### TEXT SECTION

Wake up call. This common phrase gets thrown around, but no one ever thinks it will apply to him or her. Sometimes though, that’s exactly what we need, and it often comes at just the right time. What happens after that wake up call? That’s where we are all different, and the decisions we make can have a far-reaching effect, for better or for worse. For me, the wake up call came at just the right time.
When I was growing up, I was always very active and would consider myself to be somewhat athletic. I played baseball, basketball and soccer as a child and continued playing soccer through high school. My senior year of high school, during the final game of my high school career, I tore my ACL. From there, I actually tore my ACL’s two more times in the next 5 years. Unfortunately, this allowed me to focus more on my other hobby: partying. In High School, I routinely drank way too much at parties and this trend continued into college. College allowed me to focus more on this masochistic hobby, and during my freshman year I’d go through 30+ beers a weekend… easily. My health continued to suffer for years, culminating with me winding up at Boston Medical Center on my 25th birthday due to alcohol poisoning. This was not my wake up call. Despite this experience, and really having a problem on the weekends, I lifted weights regularly and convinced myself that what I was doing was normal, and even attributed my weight gain to “gains.” I’d go to the gym, lift weights for a while, then head over to McDonalds for a post workout meal. I wasn’t really doing anything but hurting myself. Thankfully, all that changed soon after the birth of my first son in 2012.
In addition to alcohol and unhealthy food, I was also addicted to computer gaming; World of Warcraft specifically. I wasn’t getting out very much and I was a crappy husband and father. In June of 2012 I had a physical and the doctor told me I was overweight and had a fatty liver. He said that if this went untreated, I could develop hepatitis. This was finally the wake up call I needed. It was time for me to WAKE UP and take control of my health to be there for my family. But how?
I wasn’t sure what to do, so I started looking for group training classes. I found a couple I liked and did them a couple times a week on top of continuing to lift weights. I started to lose weight and I took up running. I ran a 5k in honor of a friend who had commit suicide. It was the hardest thing I had ever done. I felt like my lungs were going to explode, but I felt great after and to make things better I didn’t have a hangover, I felt proud, I felt alive! Unfortunately, I developed shin splints due to the intense cardio of one of the programs I was attending and wound up in physical therapy for a few months. My activity level dipped and the weight came back. I was discouraged, but through physical therapy I found the place I currently call my second home, Drive Custom Fit.
The classes at Drive were like nothing I had ever done. I began practicing yoga 2-3 times a week and this allowed me to push myself even harder. Due to my improved fitness level I began thinking about doing longer races. I remember telling the owner Tony that I wanted to do a half marathon. He replied simply, “you will.” The trainers provided the guidance, I provided the effort. I ran the BAA half marathon and finished in 1:58. I’ve run 8 additional half marathons since then and have dropped a total of 23 minutes off my time. To build off this, I took on my first marathon in 2015 and then ran 3:31 in NYC in 2016.

### PARTS OF THE EXERCISE
(a) Name the sports the writer of the wake up call essay played as a child.
(b) In the wake up call essay, what time did the writer finish the BAA half marathon in?
(c) Copy the wake up call essay word for word, starting at "I wasn’t sure" and ending at "Drive Custom Fit.".

### DATA UNDER STUDY
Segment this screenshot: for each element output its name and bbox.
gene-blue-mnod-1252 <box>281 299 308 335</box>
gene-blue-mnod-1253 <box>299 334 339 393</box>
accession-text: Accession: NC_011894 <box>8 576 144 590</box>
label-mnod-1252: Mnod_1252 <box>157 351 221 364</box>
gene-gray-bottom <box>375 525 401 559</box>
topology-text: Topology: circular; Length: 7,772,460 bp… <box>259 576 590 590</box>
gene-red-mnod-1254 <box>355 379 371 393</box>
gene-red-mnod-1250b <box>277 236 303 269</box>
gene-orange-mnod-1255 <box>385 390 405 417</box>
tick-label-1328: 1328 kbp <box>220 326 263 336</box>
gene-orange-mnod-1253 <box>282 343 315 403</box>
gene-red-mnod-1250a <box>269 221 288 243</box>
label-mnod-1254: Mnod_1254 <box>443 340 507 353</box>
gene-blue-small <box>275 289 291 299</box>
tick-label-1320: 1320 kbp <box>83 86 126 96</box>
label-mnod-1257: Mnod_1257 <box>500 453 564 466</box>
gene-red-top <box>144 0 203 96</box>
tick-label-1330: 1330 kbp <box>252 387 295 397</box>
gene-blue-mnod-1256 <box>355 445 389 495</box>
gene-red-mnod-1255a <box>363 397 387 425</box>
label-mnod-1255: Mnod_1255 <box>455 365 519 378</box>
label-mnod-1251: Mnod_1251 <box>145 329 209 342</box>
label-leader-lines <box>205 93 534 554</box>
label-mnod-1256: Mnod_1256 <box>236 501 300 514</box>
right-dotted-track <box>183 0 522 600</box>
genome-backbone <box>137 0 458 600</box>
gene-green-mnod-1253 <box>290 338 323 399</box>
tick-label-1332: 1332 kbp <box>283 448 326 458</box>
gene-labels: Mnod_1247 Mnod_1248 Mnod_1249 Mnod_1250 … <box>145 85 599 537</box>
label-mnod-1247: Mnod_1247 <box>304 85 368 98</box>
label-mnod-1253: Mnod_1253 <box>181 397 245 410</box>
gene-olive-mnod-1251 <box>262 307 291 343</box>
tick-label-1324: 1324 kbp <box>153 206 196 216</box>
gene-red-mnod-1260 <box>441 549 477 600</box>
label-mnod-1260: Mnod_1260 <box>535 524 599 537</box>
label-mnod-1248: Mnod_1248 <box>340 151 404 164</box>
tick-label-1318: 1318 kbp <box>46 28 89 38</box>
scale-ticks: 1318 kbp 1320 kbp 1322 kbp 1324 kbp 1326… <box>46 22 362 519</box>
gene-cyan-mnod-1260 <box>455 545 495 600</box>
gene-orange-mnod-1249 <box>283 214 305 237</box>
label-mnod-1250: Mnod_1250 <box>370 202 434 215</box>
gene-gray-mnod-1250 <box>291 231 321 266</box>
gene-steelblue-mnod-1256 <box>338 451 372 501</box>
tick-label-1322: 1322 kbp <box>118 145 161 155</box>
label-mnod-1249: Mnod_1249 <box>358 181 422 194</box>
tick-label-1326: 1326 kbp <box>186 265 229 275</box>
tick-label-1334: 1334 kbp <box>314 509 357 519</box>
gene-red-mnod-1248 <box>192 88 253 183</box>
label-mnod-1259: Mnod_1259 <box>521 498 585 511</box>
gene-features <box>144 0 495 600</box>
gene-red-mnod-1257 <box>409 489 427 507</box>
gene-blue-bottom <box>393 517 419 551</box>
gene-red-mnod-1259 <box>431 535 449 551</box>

### ANSWERS TO EACH TASK
(a) Baseball, basketball and soccer.

(b) 1:58.

(c)
I wasn’t sure what to do, so I started looking for group training classes. I found a couple I liked and did them a couple times a week on top of continuing to lift weights. I started to lose weight and I took up running. I ran a 5k in honor of a friend who had commit suicide. It was the hardest thing I had ever done. I felt like my lungs were going to explode, but I felt great after and to make things better I didn’t have a hangover, I felt proud, I felt alive! Unfortunately, I developed shin splints due to the intense cardio of one of the programs I was attending and wound up in physical therapy for a few months. My activity level dipped and the weight came back. I was discouraged, but through physical therapy I found the place I currently call my second home, Drive Custom Fit.